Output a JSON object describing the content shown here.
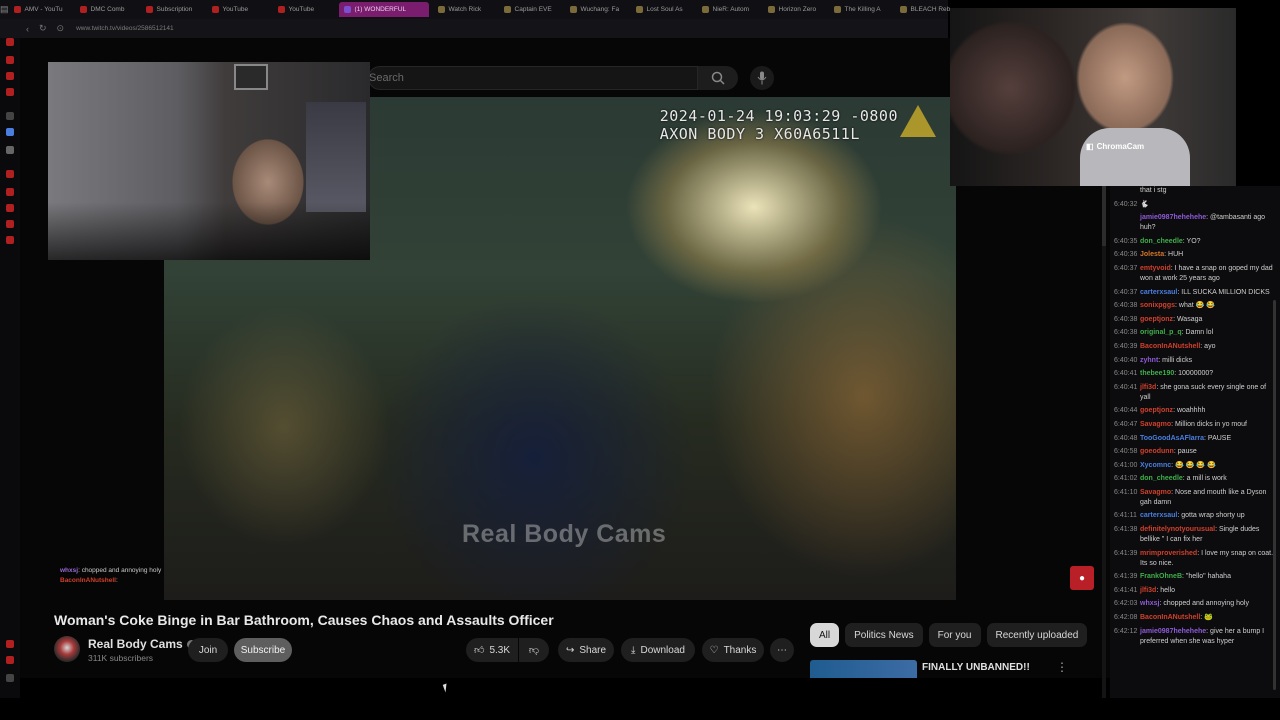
{
  "browser": {
    "tabs": [
      {
        "label": "AMV - YouTu",
        "favicon": "youtube"
      },
      {
        "label": "DMC Comb",
        "favicon": "youtube"
      },
      {
        "label": "Subscription",
        "favicon": "youtube"
      },
      {
        "label": "YouTube",
        "favicon": "youtube"
      },
      {
        "label": "YouTube",
        "favicon": "youtube"
      },
      {
        "label": "(1) WONDERFUL",
        "favicon": "twitch",
        "active": true
      },
      {
        "label": "Watch Rick",
        "favicon": "generic"
      },
      {
        "label": "Captain EVE",
        "favicon": "generic"
      },
      {
        "label": "Wuchang: Fa",
        "favicon": "generic"
      },
      {
        "label": "Lost Soul As",
        "favicon": "generic"
      },
      {
        "label": "NieR: Autom",
        "favicon": "generic"
      },
      {
        "label": "Horizon Zero",
        "favicon": "generic"
      },
      {
        "label": "The Killing A",
        "favicon": "generic"
      },
      {
        "label": "BLEACH Reb",
        "favicon": "generic"
      }
    ],
    "url": "www.twitch.tv/videos/2586512141"
  },
  "youtube": {
    "search_placeholder": "Search",
    "video_timestamp_line1": "2024-01-24 19:03:29 -0800",
    "video_timestamp_line2": "AXON BODY 3 X60A6511L",
    "watermark": "Real Body Cams",
    "title": "Woman's Coke Binge in Bar Bathroom, Causes Chaos and Assaults Officer",
    "channel": {
      "name": "Real Body Cams",
      "subscribers": "311K subscribers"
    },
    "buttons": {
      "join": "Join",
      "subscribe": "Subscribe",
      "likes": "5.3K",
      "share": "Share",
      "download": "Download",
      "thanks": "Thanks",
      "more": "⋯"
    },
    "filter_pills": [
      "All",
      "Politics News",
      "For you",
      "Recently uploaded"
    ],
    "recommended_title": "FINALLY UNBANNED!!"
  },
  "webcam": {
    "label": "ChromaCam"
  },
  "overlay_chat": [
    {
      "user": "whxsj",
      "text": "chopped and annoying holy"
    },
    {
      "user": "BaconInANutshell",
      "text": ""
    }
  ],
  "chat": {
    "colors": {
      "green": "#3fae4a",
      "red": "#d0402c",
      "purple": "#8d5bd6",
      "blue": "#4a7fe0",
      "orange": "#d4772a"
    },
    "messages": [
      {
        "ts": "",
        "user": "",
        "color": "#cfcfcf",
        "text": "that i stg"
      },
      {
        "ts": "6:40:32",
        "user": "",
        "color": "#cfcfcf",
        "text": "🐇"
      },
      {
        "ts": "",
        "user": "jamie0987hehehehe",
        "color": "#8d5bd6",
        "text": ": @tambasanti ago huh?"
      },
      {
        "ts": "6:40:35",
        "user": "don_cheedle",
        "color": "#3fae4a",
        "text": ": YO?"
      },
      {
        "ts": "6:40:36",
        "user": "Jolesta",
        "color": "#d4772a",
        "text": ": HUH"
      },
      {
        "ts": "6:40:37",
        "user": "emtyvoid",
        "color": "#d0402c",
        "text": ": I have a snap on goped my dad won at work 25 years ago"
      },
      {
        "ts": "6:40:37",
        "user": "carterxsaul",
        "color": "#4a7fe0",
        "text": ": ILL SUCKA MILLION DICKS"
      },
      {
        "ts": "6:40:38",
        "user": "sonixpggs",
        "color": "#d0402c",
        "text": ": what 😂 😂"
      },
      {
        "ts": "6:40:38",
        "user": "goeptjonz",
        "color": "#d0402c",
        "text": ": Wasaga"
      },
      {
        "ts": "6:40:38",
        "user": "original_p_q",
        "color": "#3fae4a",
        "text": ": Damn lol"
      },
      {
        "ts": "6:40:39",
        "user": "BaconInANutshell",
        "color": "#d0402c",
        "text": ": ayo"
      },
      {
        "ts": "6:40:40",
        "user": "zyhnt",
        "color": "#8d5bd6",
        "text": ": milli dicks"
      },
      {
        "ts": "6:40:41",
        "user": "thebee190",
        "color": "#3fae4a",
        "text": ": 10000000?"
      },
      {
        "ts": "6:40:41",
        "user": "jlfi3d",
        "color": "#d0402c",
        "text": ": she gona suck every single one of yall"
      },
      {
        "ts": "6:40:44",
        "user": "goeptjonz",
        "color": "#d0402c",
        "text": ": woahhhh"
      },
      {
        "ts": "6:40:47",
        "user": "Savagmo",
        "color": "#d0402c",
        "text": ": Million dicks in yo mouf"
      },
      {
        "ts": "6:40:48",
        "user": "TooGoodAsAFlarra",
        "color": "#4a7fe0",
        "text": ": PAUSE"
      },
      {
        "ts": "6:40:58",
        "user": "goeodunn",
        "color": "#d0402c",
        "text": ": pause"
      },
      {
        "ts": "6:41:00",
        "user": "Xycomnc",
        "color": "#4a7fe0",
        "text": ": 😂 😂 😂 😂"
      },
      {
        "ts": "6:41:02",
        "user": "don_cheedle",
        "color": "#3fae4a",
        "text": ": a mill is work"
      },
      {
        "ts": "6:41:10",
        "user": "Savagmo",
        "color": "#d0402c",
        "text": ": Nose and mouth like a Dyson gah damn"
      },
      {
        "ts": "6:41:11",
        "user": "carterxsaul",
        "color": "#4a7fe0",
        "text": ": gotta wrap shorty up"
      },
      {
        "ts": "6:41:38",
        "user": "definitelynotyourusual",
        "color": "#d0402c",
        "text": ": Single dudes bellike \" I can fix her"
      },
      {
        "ts": "6:41:39",
        "user": "mrimproverished",
        "color": "#d0402c",
        "text": ": I love my snap on coat. Its so nice."
      },
      {
        "ts": "6:41:39",
        "user": "FrankOhneB",
        "color": "#3fae4a",
        "text": ": \"hello\" hahaha"
      },
      {
        "ts": "6:41:41",
        "user": "jlfi3d",
        "color": "#d0402c",
        "text": ": hello"
      },
      {
        "ts": "6:42:03",
        "user": "whxsj",
        "color": "#8d5bd6",
        "text": ": chopped and annoying holy"
      },
      {
        "ts": "6:42:08",
        "user": "BaconInANutshell",
        "color": "#d0402c",
        "text": ": 🐸"
      },
      {
        "ts": "6:42:12",
        "user": "jamie0987hehehehe",
        "color": "#8d5bd6",
        "text": ": give her a bump I preferred when she was hyper"
      }
    ]
  }
}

════════════════

**WHAT THE TASK REQUIRES**: All of the material above needs to be restated exactly, with no pictures.

**TASK RESPONSE**:
Output a JSON object describing the content shown here.
{
  "browser": {
    "tabs": [
      {
        "label": "AMV - YouTu",
        "favicon": "youtube"
      },
      {
        "label": "DMC Comb",
        "favicon": "youtube"
      },
      {
        "label": "Subscription",
        "favicon": "youtube"
      },
      {
        "label": "YouTube",
        "favicon": "youtube"
      },
      {
        "label": "YouTube",
        "favicon": "youtube"
      },
      {
        "label": "(1) WONDERFUL",
        "favicon": "twitch",
        "active": true
      },
      {
        "label": "Watch Rick",
        "favicon": "generic"
      },
      {
        "label": "Captain EVE",
        "favicon": "generic"
      },
      {
        "label": "Wuchang: Fa",
        "favicon": "generic"
      },
      {
        "label": "Lost Soul As",
        "favicon": "generic"
      },
      {
        "label": "NieR: Autom",
        "favicon": "generic"
      },
      {
        "label": "Horizon Zero",
        "favicon": "generic"
      },
      {
        "label": "The Killing A",
        "favicon": "generic"
      },
      {
        "label": "BLEACH Reb",
        "favicon": "generic"
      }
    ],
    "url": "www.twitch.tv/videos/2586512141"
  },
  "youtube": {
    "search_placeholder": "Search",
    "video_timestamp_line1": "2024-01-24 19:03:29 -0800",
    "video_timestamp_line2": "AXON BODY 3 X60A6511L",
    "watermark": "Real Body Cams",
    "title": "Woman's Coke Binge in Bar Bathroom, Causes Chaos and Assaults Officer",
    "channel": {
      "name": "Real Body Cams",
      "subscribers": "311K subscribers"
    },
    "buttons": {
      "join": "Join",
      "subscribe": "Subscribe",
      "likes": "5.3K",
      "share": "Share",
      "download": "Download",
      "thanks": "Thanks",
      "more": "⋯"
    },
    "filter_pills": [
      "All",
      "Politics News",
      "For you",
      "Recently uploaded"
    ],
    "recommended_title": "FINALLY UNBANNED!!"
  },
  "webcam": {
    "label": "ChromaCam"
  },
  "overlay_chat": [
    {
      "user": "whxsj",
      "text": "chopped and annoying holy"
    },
    {
      "user": "BaconInANutshell",
      "text": ""
    }
  ],
  "chat": {
    "colors": {
      "green": "#3fae4a",
      "red": "#d0402c",
      "purple": "#8d5bd6",
      "blue": "#4a7fe0",
      "orange": "#d4772a"
    },
    "messages": [
      {
        "ts": "",
        "user": "",
        "color": "#cfcfcf",
        "text": "that i stg"
      },
      {
        "ts": "6:40:32",
        "user": "",
        "color": "#cfcfcf",
        "text": "🐇"
      },
      {
        "ts": "",
        "user": "jamie0987hehehehe",
        "color": "#8d5bd6",
        "text": ": @tambasanti ago huh?"
      },
      {
        "ts": "6:40:35",
        "user": "don_cheedle",
        "color": "#3fae4a",
        "text": ": YO?"
      },
      {
        "ts": "6:40:36",
        "user": "Jolesta",
        "color": "#d4772a",
        "text": ": HUH"
      },
      {
        "ts": "6:40:37",
        "user": "emtyvoid",
        "color": "#d0402c",
        "text": ": I have a snap on goped my dad won at work 25 years ago"
      },
      {
        "ts": "6:40:37",
        "user": "carterxsaul",
        "color": "#4a7fe0",
        "text": ": ILL SUCKA MILLION DICKS"
      },
      {
        "ts": "6:40:38",
        "user": "sonixpggs",
        "color": "#d0402c",
        "text": ": what 😂 😂"
      },
      {
        "ts": "6:40:38",
        "user": "goeptjonz",
        "color": "#d0402c",
        "text": ": Wasaga"
      },
      {
        "ts": "6:40:38",
        "user": "original_p_q",
        "color": "#3fae4a",
        "text": ": Damn lol"
      },
      {
        "ts": "6:40:39",
        "user": "BaconInANutshell",
        "color": "#d0402c",
        "text": ": ayo"
      },
      {
        "ts": "6:40:40",
        "user": "zyhnt",
        "color": "#8d5bd6",
        "text": ": milli dicks"
      },
      {
        "ts": "6:40:41",
        "user": "thebee190",
        "color": "#3fae4a",
        "text": ": 10000000?"
      },
      {
        "ts": "6:40:41",
        "user": "jlfi3d",
        "color": "#d0402c",
        "text": ": she gona suck every single one of yall"
      },
      {
        "ts": "6:40:44",
        "user": "goeptjonz",
        "color": "#d0402c",
        "text": ": woahhhh"
      },
      {
        "ts": "6:40:47",
        "user": "Savagmo",
        "color": "#d0402c",
        "text": ": Million dicks in yo mouf"
      },
      {
        "ts": "6:40:48",
        "user": "TooGoodAsAFlarra",
        "color": "#4a7fe0",
        "text": ": PAUSE"
      },
      {
        "ts": "6:40:58",
        "user": "goeodunn",
        "color": "#d0402c",
        "text": ": pause"
      },
      {
        "ts": "6:41:00",
        "user": "Xycomnc",
        "color": "#4a7fe0",
        "text": ": 😂 😂 😂 😂"
      },
      {
        "ts": "6:41:02",
        "user": "don_cheedle",
        "color": "#3fae4a",
        "text": ": a mill is work"
      },
      {
        "ts": "6:41:10",
        "user": "Savagmo",
        "color": "#d0402c",
        "text": ": Nose and mouth like a Dyson gah damn"
      },
      {
        "ts": "6:41:11",
        "user": "carterxsaul",
        "color": "#4a7fe0",
        "text": ": gotta wrap shorty up"
      },
      {
        "ts": "6:41:38",
        "user": "definitelynotyourusual",
        "color": "#d0402c",
        "text": ": Single dudes bellike \" I can fix her"
      },
      {
        "ts": "6:41:39",
        "user": "mrimproverished",
        "color": "#d0402c",
        "text": ": I love my snap on coat. Its so nice."
      },
      {
        "ts": "6:41:39",
        "user": "FrankOhneB",
        "color": "#3fae4a",
        "text": ": \"hello\" hahaha"
      },
      {
        "ts": "6:41:41",
        "user": "jlfi3d",
        "color": "#d0402c",
        "text": ": hello"
      },
      {
        "ts": "6:42:03",
        "user": "whxsj",
        "color": "#8d5bd6",
        "text": ": chopped and annoying holy"
      },
      {
        "ts": "6:42:08",
        "user": "BaconInANutshell",
        "color": "#d0402c",
        "text": ": 🐸"
      },
      {
        "ts": "6:42:12",
        "user": "jamie0987hehehehe",
        "color": "#8d5bd6",
        "text": ": give her a bump I preferred when she was hyper"
      }
    ]
  }
}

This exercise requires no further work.